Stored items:

((

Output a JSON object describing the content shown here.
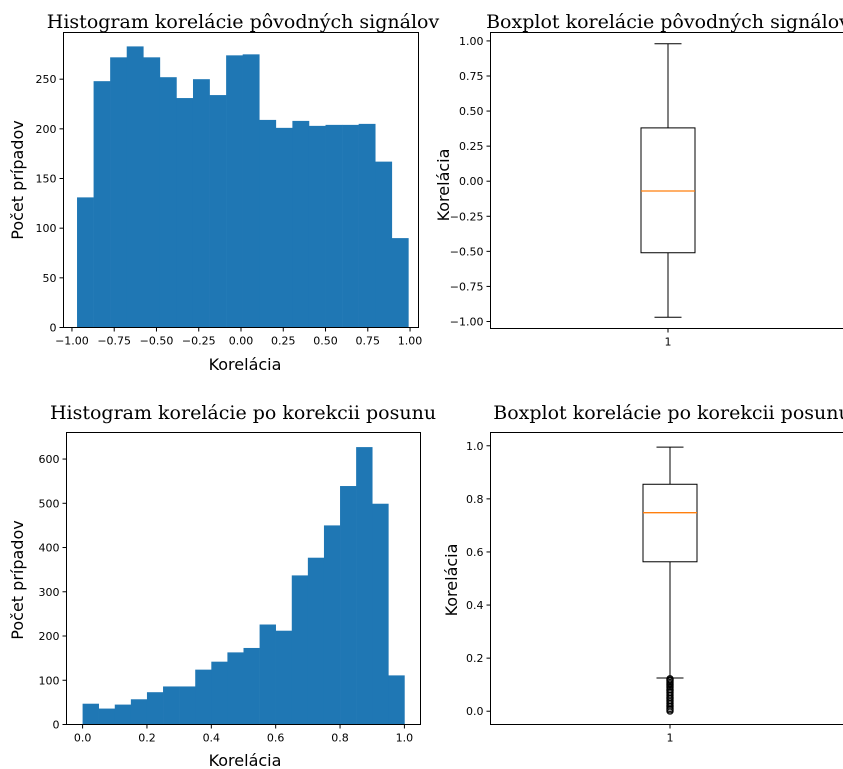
{
  "chart_data": [
    {
      "type": "histogram",
      "title": "Histogram korelácie pôvodných signálov",
      "xlabel": "Korelácia",
      "ylabel": "Počet prípadov",
      "xlim": [
        -1.05,
        1.05
      ],
      "ylim": [
        0,
        297
      ],
      "bin_edges": [
        -0.97,
        -0.872,
        -0.774,
        -0.676,
        -0.578,
        -0.48,
        -0.382,
        -0.284,
        -0.186,
        -0.088,
        0.01,
        0.108,
        0.206,
        0.304,
        0.402,
        0.5,
        0.598,
        0.696,
        0.794,
        0.892,
        0.99
      ],
      "counts": [
        131,
        248,
        272,
        283,
        272,
        252,
        231,
        250,
        234,
        274,
        275,
        209,
        201,
        208,
        203,
        204,
        204,
        205,
        167,
        90
      ],
      "xticks": [
        -1.0,
        -0.75,
        -0.5,
        -0.25,
        0.0,
        0.25,
        0.5,
        0.75,
        1.0
      ],
      "xtick_labels": [
        "−1.00",
        "−0.75",
        "−0.50",
        "−0.25",
        "0.00",
        "0.25",
        "0.50",
        "0.75",
        "1.00"
      ],
      "yticks": [
        0,
        50,
        100,
        150,
        200,
        250
      ],
      "ytick_labels": [
        "0",
        "50",
        "100",
        "150",
        "200",
        "250"
      ]
    },
    {
      "type": "boxplot",
      "title": "Boxplot korelácie pôvodných signálov",
      "xlabel": "",
      "ylabel": "Korelácia",
      "ylim": [
        -1.05,
        1.06
      ],
      "category": "1",
      "whisker_low": -0.97,
      "q1": -0.51,
      "median": -0.07,
      "q3": 0.38,
      "whisker_high": 0.98,
      "outliers": [],
      "yticks": [
        -1.0,
        -0.75,
        -0.5,
        -0.25,
        0.0,
        0.25,
        0.5,
        0.75,
        1.0
      ],
      "ytick_labels": [
        "−1.00",
        "−0.75",
        "−0.50",
        "−0.25",
        "0.00",
        "0.25",
        "0.50",
        "0.75",
        "1.00"
      ]
    },
    {
      "type": "histogram",
      "title": "Histogram korelácie po korekcii posunu",
      "xlabel": "Korelácia",
      "ylabel": "Počet prípadov",
      "xlim": [
        -0.05,
        1.05
      ],
      "ylim": [
        0,
        660
      ],
      "bin_edges": [
        0.0,
        0.05,
        0.1,
        0.15,
        0.2,
        0.25,
        0.3,
        0.35,
        0.4,
        0.45,
        0.5,
        0.55,
        0.6,
        0.65,
        0.7,
        0.75,
        0.8,
        0.85,
        0.9,
        0.95,
        1.0
      ],
      "counts": [
        47,
        36,
        45,
        57,
        73,
        86,
        86,
        124,
        142,
        163,
        173,
        226,
        212,
        337,
        377,
        450,
        539,
        627,
        499,
        111
      ],
      "xticks": [
        0.0,
        0.2,
        0.4,
        0.6,
        0.8,
        1.0
      ],
      "xtick_labels": [
        "0.0",
        "0.2",
        "0.4",
        "0.6",
        "0.8",
        "1.0"
      ],
      "yticks": [
        0,
        100,
        200,
        300,
        400,
        500,
        600
      ],
      "ytick_labels": [
        "0",
        "100",
        "200",
        "300",
        "400",
        "500",
        "600"
      ]
    },
    {
      "type": "boxplot",
      "title": "Boxplot korelácie po korekcii posunu",
      "xlabel": "",
      "ylabel": "Korelácia",
      "ylim": [
        -0.05,
        1.05
      ],
      "category": "1",
      "whisker_low": 0.125,
      "q1": 0.563,
      "median": 0.748,
      "q3": 0.855,
      "whisker_high": 0.995,
      "outliers": [
        0.122,
        0.118,
        0.113,
        0.108,
        0.103,
        0.098,
        0.093,
        0.088,
        0.082,
        0.077,
        0.071,
        0.065,
        0.059,
        0.053,
        0.047,
        0.041,
        0.035,
        0.029,
        0.023,
        0.017,
        0.011,
        0.006,
        0.001
      ],
      "yticks": [
        0.0,
        0.2,
        0.4,
        0.6,
        0.8,
        1.0
      ],
      "ytick_labels": [
        "0.0",
        "0.2",
        "0.4",
        "0.6",
        "0.8",
        "1.0"
      ]
    }
  ]
}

))

-- Directive --
Output the records above exactly as they are, leaving out the pictures.

-- Worked solution --
Output a JSON object describing the content shown here.
{
  "chart_data": [
    {
      "type": "histogram",
      "title": "Histogram korelácie pôvodných signálov",
      "xlabel": "Korelácia",
      "ylabel": "Počet prípadov",
      "xlim": [
        -1.05,
        1.05
      ],
      "ylim": [
        0,
        297
      ],
      "bin_edges": [
        -0.97,
        -0.872,
        -0.774,
        -0.676,
        -0.578,
        -0.48,
        -0.382,
        -0.284,
        -0.186,
        -0.088,
        0.01,
        0.108,
        0.206,
        0.304,
        0.402,
        0.5,
        0.598,
        0.696,
        0.794,
        0.892,
        0.99
      ],
      "counts": [
        131,
        248,
        272,
        283,
        272,
        252,
        231,
        250,
        234,
        274,
        275,
        209,
        201,
        208,
        203,
        204,
        204,
        205,
        167,
        90
      ],
      "xticks": [
        -1.0,
        -0.75,
        -0.5,
        -0.25,
        0.0,
        0.25,
        0.5,
        0.75,
        1.0
      ],
      "xtick_labels": [
        "−1.00",
        "−0.75",
        "−0.50",
        "−0.25",
        "0.00",
        "0.25",
        "0.50",
        "0.75",
        "1.00"
      ],
      "yticks": [
        0,
        50,
        100,
        150,
        200,
        250
      ],
      "ytick_labels": [
        "0",
        "50",
        "100",
        "150",
        "200",
        "250"
      ]
    },
    {
      "type": "boxplot",
      "title": "Boxplot korelácie pôvodných signálov",
      "xlabel": "",
      "ylabel": "Korelácia",
      "ylim": [
        -1.05,
        1.06
      ],
      "category": "1",
      "whisker_low": -0.97,
      "q1": -0.51,
      "median": -0.07,
      "q3": 0.38,
      "whisker_high": 0.98,
      "outliers": [],
      "yticks": [
        -1.0,
        -0.75,
        -0.5,
        -0.25,
        0.0,
        0.25,
        0.5,
        0.75,
        1.0
      ],
      "ytick_labels": [
        "−1.00",
        "−0.75",
        "−0.50",
        "−0.25",
        "0.00",
        "0.25",
        "0.50",
        "0.75",
        "1.00"
      ]
    },
    {
      "type": "histogram",
      "title": "Histogram korelácie po korekcii posunu",
      "xlabel": "Korelácia",
      "ylabel": "Počet prípadov",
      "xlim": [
        -0.05,
        1.05
      ],
      "ylim": [
        0,
        660
      ],
      "bin_edges": [
        0.0,
        0.05,
        0.1,
        0.15,
        0.2,
        0.25,
        0.3,
        0.35,
        0.4,
        0.45,
        0.5,
        0.55,
        0.6,
        0.65,
        0.7,
        0.75,
        0.8,
        0.85,
        0.9,
        0.95,
        1.0
      ],
      "counts": [
        47,
        36,
        45,
        57,
        73,
        86,
        86,
        124,
        142,
        163,
        173,
        226,
        212,
        337,
        377,
        450,
        539,
        627,
        499,
        111
      ],
      "xticks": [
        0.0,
        0.2,
        0.4,
        0.6,
        0.8,
        1.0
      ],
      "xtick_labels": [
        "0.0",
        "0.2",
        "0.4",
        "0.6",
        "0.8",
        "1.0"
      ],
      "yticks": [
        0,
        100,
        200,
        300,
        400,
        500,
        600
      ],
      "ytick_labels": [
        "0",
        "100",
        "200",
        "300",
        "400",
        "500",
        "600"
      ]
    },
    {
      "type": "boxplot",
      "title": "Boxplot korelácie po korekcii posunu",
      "xlabel": "",
      "ylabel": "Korelácia",
      "ylim": [
        -0.05,
        1.05
      ],
      "category": "1",
      "whisker_low": 0.125,
      "q1": 0.563,
      "median": 0.748,
      "q3": 0.855,
      "whisker_high": 0.995,
      "outliers": [
        0.122,
        0.118,
        0.113,
        0.108,
        0.103,
        0.098,
        0.093,
        0.088,
        0.082,
        0.077,
        0.071,
        0.065,
        0.059,
        0.053,
        0.047,
        0.041,
        0.035,
        0.029,
        0.023,
        0.017,
        0.011,
        0.006,
        0.001
      ],
      "yticks": [
        0.0,
        0.2,
        0.4,
        0.6,
        0.8,
        1.0
      ],
      "ytick_labels": [
        "0.0",
        "0.2",
        "0.4",
        "0.6",
        "0.8",
        "1.0"
      ]
    }
  ]
}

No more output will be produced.